- _Short exercise_: Return the number of lines that include the string "this", without any other text.

(Some records)
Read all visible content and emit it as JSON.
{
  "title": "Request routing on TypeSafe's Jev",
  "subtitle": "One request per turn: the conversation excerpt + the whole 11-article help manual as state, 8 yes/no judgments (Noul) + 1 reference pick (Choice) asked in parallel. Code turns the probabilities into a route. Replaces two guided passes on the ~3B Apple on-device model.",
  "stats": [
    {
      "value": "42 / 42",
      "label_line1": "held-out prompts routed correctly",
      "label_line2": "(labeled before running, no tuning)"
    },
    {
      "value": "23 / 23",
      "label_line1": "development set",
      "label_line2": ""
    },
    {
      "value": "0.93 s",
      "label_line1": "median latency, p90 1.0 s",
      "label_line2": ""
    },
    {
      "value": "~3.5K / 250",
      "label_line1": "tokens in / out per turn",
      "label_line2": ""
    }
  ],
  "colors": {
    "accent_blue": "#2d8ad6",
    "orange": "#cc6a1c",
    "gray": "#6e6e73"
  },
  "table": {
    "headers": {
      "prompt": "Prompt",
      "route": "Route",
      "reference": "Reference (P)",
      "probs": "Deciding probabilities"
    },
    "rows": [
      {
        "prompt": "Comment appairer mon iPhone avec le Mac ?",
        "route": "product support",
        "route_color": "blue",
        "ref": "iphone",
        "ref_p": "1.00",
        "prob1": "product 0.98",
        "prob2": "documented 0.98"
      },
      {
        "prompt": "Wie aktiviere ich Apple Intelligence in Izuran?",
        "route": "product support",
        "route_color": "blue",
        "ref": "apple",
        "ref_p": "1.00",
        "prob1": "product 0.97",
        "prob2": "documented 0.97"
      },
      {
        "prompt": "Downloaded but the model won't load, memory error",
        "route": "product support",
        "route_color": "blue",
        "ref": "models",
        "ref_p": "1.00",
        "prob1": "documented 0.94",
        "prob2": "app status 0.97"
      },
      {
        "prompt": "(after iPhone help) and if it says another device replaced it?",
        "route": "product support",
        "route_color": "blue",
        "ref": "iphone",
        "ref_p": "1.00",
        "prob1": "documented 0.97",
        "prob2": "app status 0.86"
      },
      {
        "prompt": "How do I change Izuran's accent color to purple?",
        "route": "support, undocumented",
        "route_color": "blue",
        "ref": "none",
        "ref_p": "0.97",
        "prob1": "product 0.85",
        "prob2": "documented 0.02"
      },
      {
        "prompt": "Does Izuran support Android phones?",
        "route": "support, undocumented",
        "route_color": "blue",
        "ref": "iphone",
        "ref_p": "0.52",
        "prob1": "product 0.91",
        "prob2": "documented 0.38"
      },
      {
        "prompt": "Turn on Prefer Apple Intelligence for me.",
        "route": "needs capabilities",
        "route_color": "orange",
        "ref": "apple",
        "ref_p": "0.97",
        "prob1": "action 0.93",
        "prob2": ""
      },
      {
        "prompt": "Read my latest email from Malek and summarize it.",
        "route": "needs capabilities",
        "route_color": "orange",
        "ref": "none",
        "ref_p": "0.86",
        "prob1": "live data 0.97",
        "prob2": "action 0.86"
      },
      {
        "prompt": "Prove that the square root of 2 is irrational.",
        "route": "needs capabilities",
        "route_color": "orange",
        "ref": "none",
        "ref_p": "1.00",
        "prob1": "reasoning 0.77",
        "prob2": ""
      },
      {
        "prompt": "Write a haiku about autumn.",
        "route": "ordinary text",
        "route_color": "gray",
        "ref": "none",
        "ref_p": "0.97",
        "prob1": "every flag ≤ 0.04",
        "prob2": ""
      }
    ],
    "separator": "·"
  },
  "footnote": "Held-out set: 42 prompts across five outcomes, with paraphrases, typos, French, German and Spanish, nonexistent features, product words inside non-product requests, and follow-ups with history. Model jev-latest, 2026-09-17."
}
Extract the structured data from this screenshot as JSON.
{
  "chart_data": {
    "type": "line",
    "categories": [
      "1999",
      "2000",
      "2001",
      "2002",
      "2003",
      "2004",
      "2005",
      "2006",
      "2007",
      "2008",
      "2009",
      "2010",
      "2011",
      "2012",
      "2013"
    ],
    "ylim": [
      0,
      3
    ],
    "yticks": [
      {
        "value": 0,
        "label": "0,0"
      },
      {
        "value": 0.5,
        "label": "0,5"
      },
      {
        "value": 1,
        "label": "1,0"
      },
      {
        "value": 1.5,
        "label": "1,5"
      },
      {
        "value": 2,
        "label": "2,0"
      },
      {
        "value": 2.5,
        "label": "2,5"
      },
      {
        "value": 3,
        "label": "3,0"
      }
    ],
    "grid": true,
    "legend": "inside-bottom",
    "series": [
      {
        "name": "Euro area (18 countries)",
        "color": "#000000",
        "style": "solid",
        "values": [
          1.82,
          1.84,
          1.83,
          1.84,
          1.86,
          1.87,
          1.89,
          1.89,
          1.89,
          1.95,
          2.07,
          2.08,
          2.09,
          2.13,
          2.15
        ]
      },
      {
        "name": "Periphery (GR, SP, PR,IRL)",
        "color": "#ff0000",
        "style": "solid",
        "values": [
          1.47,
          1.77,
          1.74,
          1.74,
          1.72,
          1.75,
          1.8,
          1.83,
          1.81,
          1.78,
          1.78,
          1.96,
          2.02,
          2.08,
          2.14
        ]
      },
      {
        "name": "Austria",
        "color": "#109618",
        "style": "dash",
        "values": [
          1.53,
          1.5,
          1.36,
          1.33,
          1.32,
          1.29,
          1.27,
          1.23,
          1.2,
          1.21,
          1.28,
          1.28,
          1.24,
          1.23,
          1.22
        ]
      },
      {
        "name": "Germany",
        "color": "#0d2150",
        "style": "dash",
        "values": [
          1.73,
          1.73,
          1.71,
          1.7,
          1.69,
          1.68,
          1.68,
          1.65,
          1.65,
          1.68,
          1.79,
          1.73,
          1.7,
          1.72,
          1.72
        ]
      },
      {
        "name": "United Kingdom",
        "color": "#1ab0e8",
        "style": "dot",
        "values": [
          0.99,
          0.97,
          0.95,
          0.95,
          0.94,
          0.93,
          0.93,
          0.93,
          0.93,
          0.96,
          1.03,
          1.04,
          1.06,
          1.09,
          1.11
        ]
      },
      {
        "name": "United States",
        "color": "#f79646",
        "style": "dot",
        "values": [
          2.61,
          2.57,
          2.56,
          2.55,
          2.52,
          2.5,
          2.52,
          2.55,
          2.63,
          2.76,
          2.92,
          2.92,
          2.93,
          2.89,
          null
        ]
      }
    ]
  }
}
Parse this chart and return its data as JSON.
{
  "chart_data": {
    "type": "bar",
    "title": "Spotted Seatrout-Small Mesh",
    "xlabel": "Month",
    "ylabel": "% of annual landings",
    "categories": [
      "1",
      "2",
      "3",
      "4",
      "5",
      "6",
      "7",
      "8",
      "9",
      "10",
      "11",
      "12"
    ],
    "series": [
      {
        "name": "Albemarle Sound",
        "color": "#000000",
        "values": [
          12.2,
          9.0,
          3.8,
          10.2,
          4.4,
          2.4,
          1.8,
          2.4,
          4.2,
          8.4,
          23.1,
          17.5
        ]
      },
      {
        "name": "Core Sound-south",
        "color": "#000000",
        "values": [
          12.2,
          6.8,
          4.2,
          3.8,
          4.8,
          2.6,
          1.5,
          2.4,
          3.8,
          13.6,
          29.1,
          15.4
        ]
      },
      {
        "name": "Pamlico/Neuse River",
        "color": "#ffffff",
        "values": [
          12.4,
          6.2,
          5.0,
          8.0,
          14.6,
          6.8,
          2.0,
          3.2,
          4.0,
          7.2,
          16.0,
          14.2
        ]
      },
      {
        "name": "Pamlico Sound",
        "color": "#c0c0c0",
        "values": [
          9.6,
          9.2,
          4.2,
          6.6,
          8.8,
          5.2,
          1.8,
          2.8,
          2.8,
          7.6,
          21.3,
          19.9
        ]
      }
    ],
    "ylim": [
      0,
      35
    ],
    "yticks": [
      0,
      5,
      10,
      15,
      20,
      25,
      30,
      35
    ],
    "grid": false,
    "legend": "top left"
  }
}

- _Task result_: 2